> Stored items
+ + + + + + +

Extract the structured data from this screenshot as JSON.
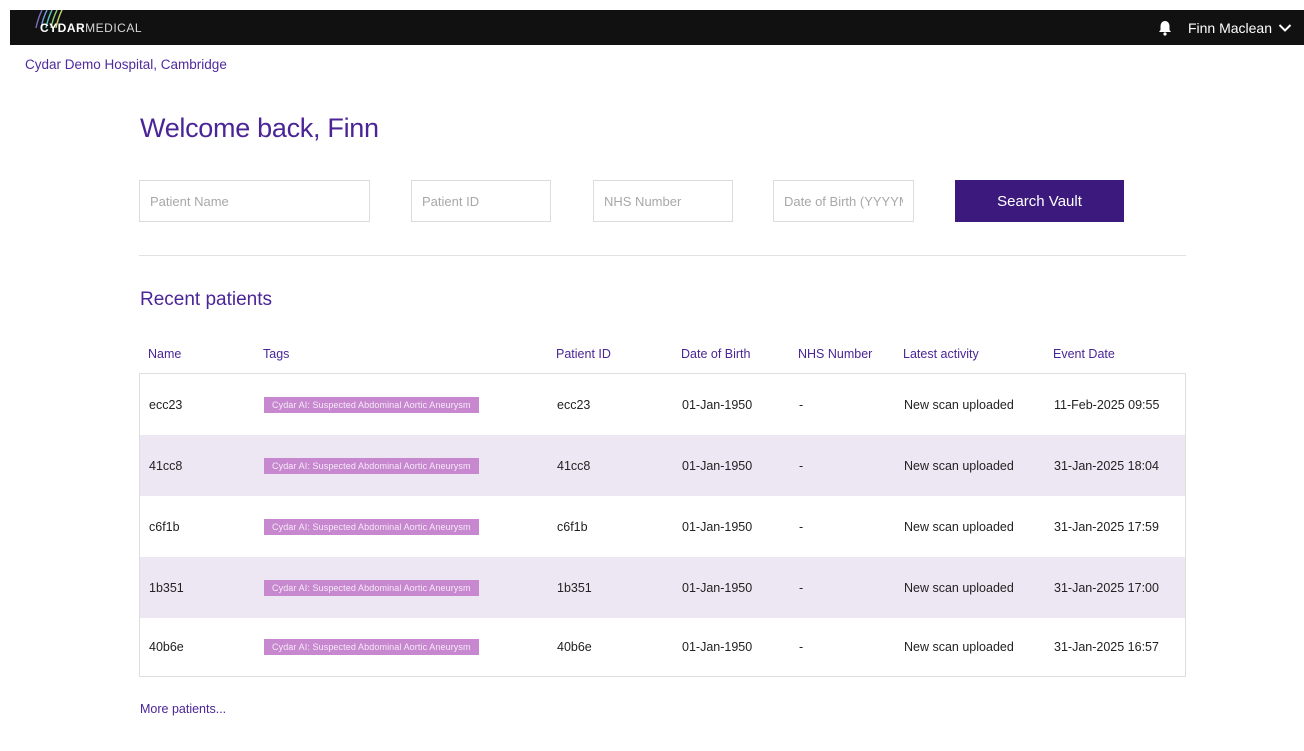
{
  "topbar": {
    "brand_bold": "CYDAR",
    "brand_light": "MEDICAL",
    "user_name": "Finn Maclean"
  },
  "hospital": "Cydar Demo Hospital, Cambridge",
  "welcome": "Welcome back, Finn",
  "search": {
    "name_placeholder": "Patient Name",
    "id_placeholder": "Patient ID",
    "nhs_placeholder": "NHS Number",
    "dob_placeholder": "Date of Birth (YYYYMM",
    "button_label": "Search Vault"
  },
  "recent": {
    "title": "Recent patients",
    "columns": [
      "Name",
      "Tags",
      "Patient ID",
      "Date of Birth",
      "NHS Number",
      "Latest activity",
      "Event Date"
    ],
    "rows": [
      {
        "name": "ecc23",
        "tag": "Cydar AI: Suspected Abdominal Aortic Aneurysm",
        "patient_id": "ecc23",
        "dob": "01-Jan-1950",
        "nhs": "-",
        "activity": "New scan uploaded",
        "event_date": "11-Feb-2025 09:55"
      },
      {
        "name": "41cc8",
        "tag": "Cydar AI: Suspected Abdominal Aortic Aneurysm",
        "patient_id": "41cc8",
        "dob": "01-Jan-1950",
        "nhs": "-",
        "activity": "New scan uploaded",
        "event_date": "31-Jan-2025 18:04"
      },
      {
        "name": "c6f1b",
        "tag": "Cydar AI: Suspected Abdominal Aortic Aneurysm",
        "patient_id": "c6f1b",
        "dob": "01-Jan-1950",
        "nhs": "-",
        "activity": "New scan uploaded",
        "event_date": "31-Jan-2025 17:59"
      },
      {
        "name": "1b351",
        "tag": "Cydar AI: Suspected Abdominal Aortic Aneurysm",
        "patient_id": "1b351",
        "dob": "01-Jan-1950",
        "nhs": "-",
        "activity": "New scan uploaded",
        "event_date": "31-Jan-2025 17:00"
      },
      {
        "name": "40b6e",
        "tag": "Cydar AI: Suspected Abdominal Aortic Aneurysm",
        "patient_id": "40b6e",
        "dob": "01-Jan-1950",
        "nhs": "-",
        "activity": "New scan uploaded",
        "event_date": "31-Jan-2025 16:57"
      }
    ],
    "more_link": "More patients..."
  },
  "colors": {
    "accent": "#4b2597",
    "button": "#3c1a7d",
    "tag_bg": "#c788cf",
    "row_alt": "#ede6f3",
    "topbar": "#111111"
  },
  "icons": {
    "bell": "bell-icon",
    "chevron": "chevron-down-icon",
    "logo": "cydar-logo-mark"
  }
}
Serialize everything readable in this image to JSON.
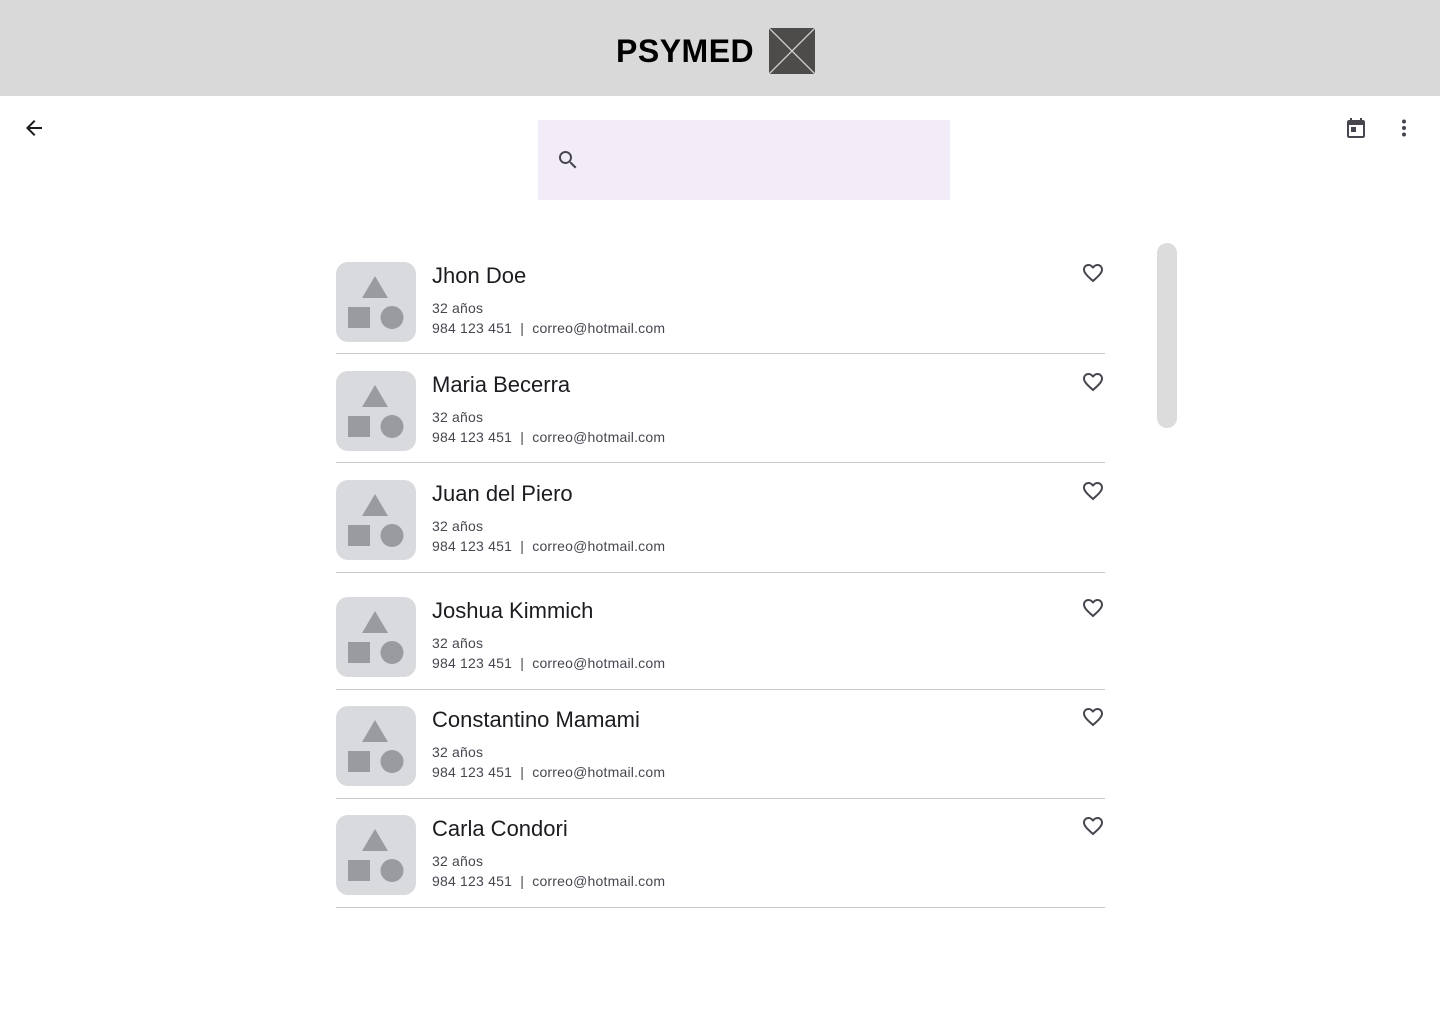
{
  "header": {
    "brand": "PSYMED",
    "logo_icon": "image-placeholder-icon"
  },
  "toolbar": {
    "back_icon": "arrow-back-icon",
    "calendar_icon": "calendar-icon",
    "more_icon": "more-vert-icon"
  },
  "search": {
    "icon": "search-icon",
    "value": "",
    "placeholder": ""
  },
  "patients": [
    {
      "name": "Jhon Doe",
      "age": "32 años",
      "contact": "984 123 451  |  correo@hotmail.com"
    },
    {
      "name": "Maria Becerra",
      "age": "32 años",
      "contact": "984 123 451  |  correo@hotmail.com"
    },
    {
      "name": "Juan del Piero",
      "age": "32 años",
      "contact": "984 123 451  |  correo@hotmail.com"
    },
    {
      "name": "Joshua Kimmich",
      "age": "32 años",
      "contact": "984 123 451  |  correo@hotmail.com"
    },
    {
      "name": "Constantino Mamami",
      "age": "32 años",
      "contact": "984 123 451  |  correo@hotmail.com"
    },
    {
      "name": "Carla Condori",
      "age": "32 años",
      "contact": "984 123 451  |  correo@hotmail.com"
    }
  ],
  "colors": {
    "header_bg": "#d9d9d9",
    "search_bg": "#f1ecf8",
    "thumb_bg": "#d9dade",
    "thumb_shapes": "#9a9ba0"
  }
}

+ + + + + + +

> PROBLEM DESCRIPTION
Every line of the data that includes the word "Birth" should be copied.

> COMPLETED EXERCISE
    "dob_placeholder": "Date of Birth (YYYYMM",
      "Date of Birth",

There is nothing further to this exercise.